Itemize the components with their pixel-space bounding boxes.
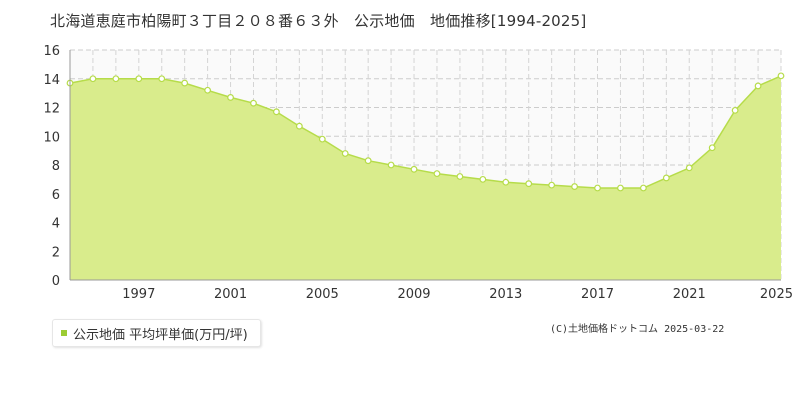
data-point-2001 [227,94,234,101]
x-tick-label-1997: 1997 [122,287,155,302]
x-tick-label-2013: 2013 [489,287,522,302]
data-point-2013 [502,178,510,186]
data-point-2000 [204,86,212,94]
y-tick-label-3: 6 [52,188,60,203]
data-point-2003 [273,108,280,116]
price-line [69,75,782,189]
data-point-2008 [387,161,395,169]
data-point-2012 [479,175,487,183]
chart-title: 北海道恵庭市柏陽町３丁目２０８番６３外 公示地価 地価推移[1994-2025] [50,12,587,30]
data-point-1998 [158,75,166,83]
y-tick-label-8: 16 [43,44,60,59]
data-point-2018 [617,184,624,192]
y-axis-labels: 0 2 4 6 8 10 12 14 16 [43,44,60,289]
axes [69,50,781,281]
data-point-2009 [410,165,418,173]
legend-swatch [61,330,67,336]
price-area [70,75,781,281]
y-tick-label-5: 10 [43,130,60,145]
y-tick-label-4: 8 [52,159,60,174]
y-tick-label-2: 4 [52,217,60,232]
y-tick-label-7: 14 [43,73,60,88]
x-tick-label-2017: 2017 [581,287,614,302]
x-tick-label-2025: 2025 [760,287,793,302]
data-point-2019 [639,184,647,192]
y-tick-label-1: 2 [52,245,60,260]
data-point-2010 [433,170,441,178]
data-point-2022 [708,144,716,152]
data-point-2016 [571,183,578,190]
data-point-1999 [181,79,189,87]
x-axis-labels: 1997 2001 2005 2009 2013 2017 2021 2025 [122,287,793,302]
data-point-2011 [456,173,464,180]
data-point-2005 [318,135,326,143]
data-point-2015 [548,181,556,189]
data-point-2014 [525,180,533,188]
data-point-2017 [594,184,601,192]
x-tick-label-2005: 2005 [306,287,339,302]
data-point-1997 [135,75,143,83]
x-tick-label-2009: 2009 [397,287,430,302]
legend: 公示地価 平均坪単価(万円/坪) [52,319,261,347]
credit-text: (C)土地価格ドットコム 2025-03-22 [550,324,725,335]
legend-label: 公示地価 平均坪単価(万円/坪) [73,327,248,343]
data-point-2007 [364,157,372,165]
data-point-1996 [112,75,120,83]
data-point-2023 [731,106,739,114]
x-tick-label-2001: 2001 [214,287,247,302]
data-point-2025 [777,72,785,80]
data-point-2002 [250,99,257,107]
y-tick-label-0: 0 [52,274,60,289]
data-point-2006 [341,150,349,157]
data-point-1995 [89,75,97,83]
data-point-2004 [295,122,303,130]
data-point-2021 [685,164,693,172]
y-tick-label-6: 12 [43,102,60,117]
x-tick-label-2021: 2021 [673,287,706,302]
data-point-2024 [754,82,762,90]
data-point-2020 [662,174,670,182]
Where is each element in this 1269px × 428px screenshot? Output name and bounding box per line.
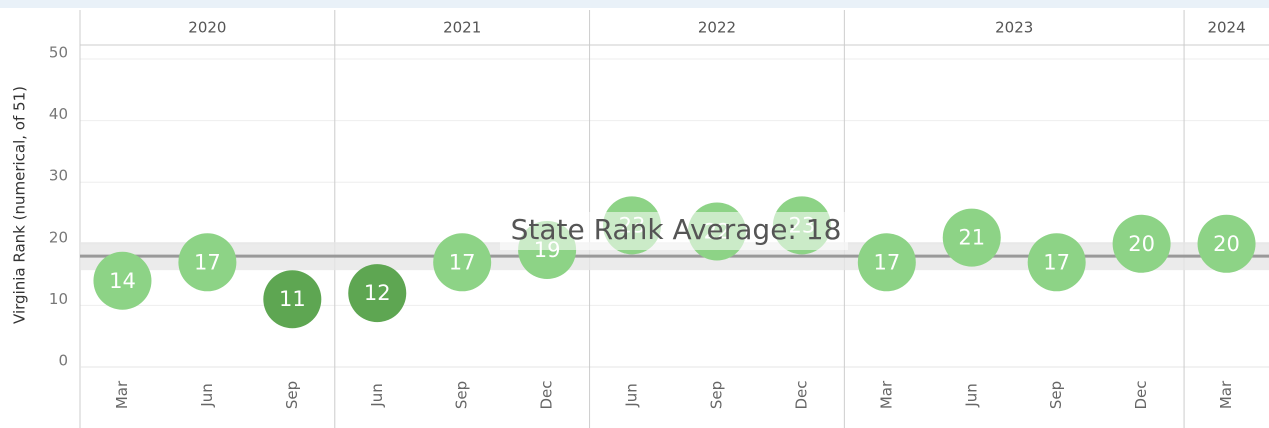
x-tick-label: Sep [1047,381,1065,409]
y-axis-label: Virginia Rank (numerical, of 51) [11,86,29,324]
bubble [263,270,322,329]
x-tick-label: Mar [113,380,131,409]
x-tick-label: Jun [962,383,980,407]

# # # # #

Copy every line of the records above verbatim, leaving out the pictures.

Itemize the components with their pixel-space bounding boxes.
data-point-2001 [227,94,234,101]
x-tick-label-1997: 1997 [122,287,155,302]
x-tick-label-2013: 2013 [489,287,522,302]
data-point-2013 [502,178,510,186]
data-point-2000 [204,86,212,94]
y-tick-label-3: 6 [52,188,60,203]
data-point-2003 [273,108,280,116]
price-line [69,75,782,189]
data-point-2008 [387,161,395,169]
data-point-2012 [479,175,487,183]
chart-title: 北海道恵庭市柏陽町３丁目２０８番６３外 公示地価 地価推移[1994-2025] [50,12,587,30]
data-point-1998 [158,75,166,83]
y-tick-label-8: 16 [43,44,60,59]
data-point-2018 [617,184,624,192]
y-axis-labels: 0 2 4 6 8 10 12 14 16 [43,44,60,289]
axes [69,50,781,281]
data-point-2009 [410,165,418,173]
legend-swatch [61,330,67,336]
price-area [70,75,781,281]
y-tick-label-5: 10 [43,130,60,145]
y-tick-label-4: 8 [52,159,60,174]
y-tick-label-2: 4 [52,217,60,232]
y-tick-label-7: 14 [43,73,60,88]
x-tick-label-2017: 2017 [581,287,614,302]
x-tick-label-2025: 2025 [760,287,793,302]
data-point-2019 [639,184,647,192]
y-tick-label-1: 2 [52,245,60,260]
data-point-2010 [433,170,441,178]
data-point-2022 [708,144,716,152]
data-point-2016 [571,183,578,190]
data-point-1999 [181,79,189,87]
x-axis-labels: 1997 2001 2005 2009 2013 2017 2021 2025 [122,287,793,302]
data-point-2011 [456,173,464,180]
data-point-2005 [318,135,326,143]
data-point-2015 [548,181,556,189]
data-point-2014 [525,180,533,188]
data-point-2017 [594,184,601,192]
x-tick-label-2005: 2005 [306,287,339,302]
data-point-1997 [135,75,143,83]
x-tick-label-2009: 2009 [397,287,430,302]
legend: 公示地価 平均坪単価(万円/坪) [52,319,261,347]
credit-text: (C)土地価格ドットコム 2025-03-22 [550,324,725,335]
legend-label: 公示地価 平均坪単価(万円/坪) [73,327,248,343]
data-point-2007 [364,157,372,165]
data-point-1996 [112,75,120,83]
data-point-2023 [731,106,739,114]
x-tick-label-2001: 2001 [214,287,247,302]
data-point-2025 [777,72,785,80]
data-point-2002 [250,99,257,107]
y-tick-label-0: 0 [52,274,60,289]
data-point-2006 [341,150,349,157]
data-point-1995 [89,75,97,83]
data-point-2004 [295,122,303,130]
data-point-2021 [685,164,693,172]
y-tick-label-6: 12 [43,102,60,117]
x-tick-label-2021: 2021 [673,287,706,302]
data-point-2024 [754,82,762,90]
data-point-2020 [662,174,670,182]
Where is each element in this 1269px × 428px screenshot? Output name and bounding box per line.
x-tick-label: Sep [1047,381,1065,409]
y-axis-label: Virginia Rank (numerical, of 51) [11,86,29,324]
bubble [263,270,322,329]
x-tick-label: Mar [113,380,131,409]
x-tick-label: Jun [962,383,980,407]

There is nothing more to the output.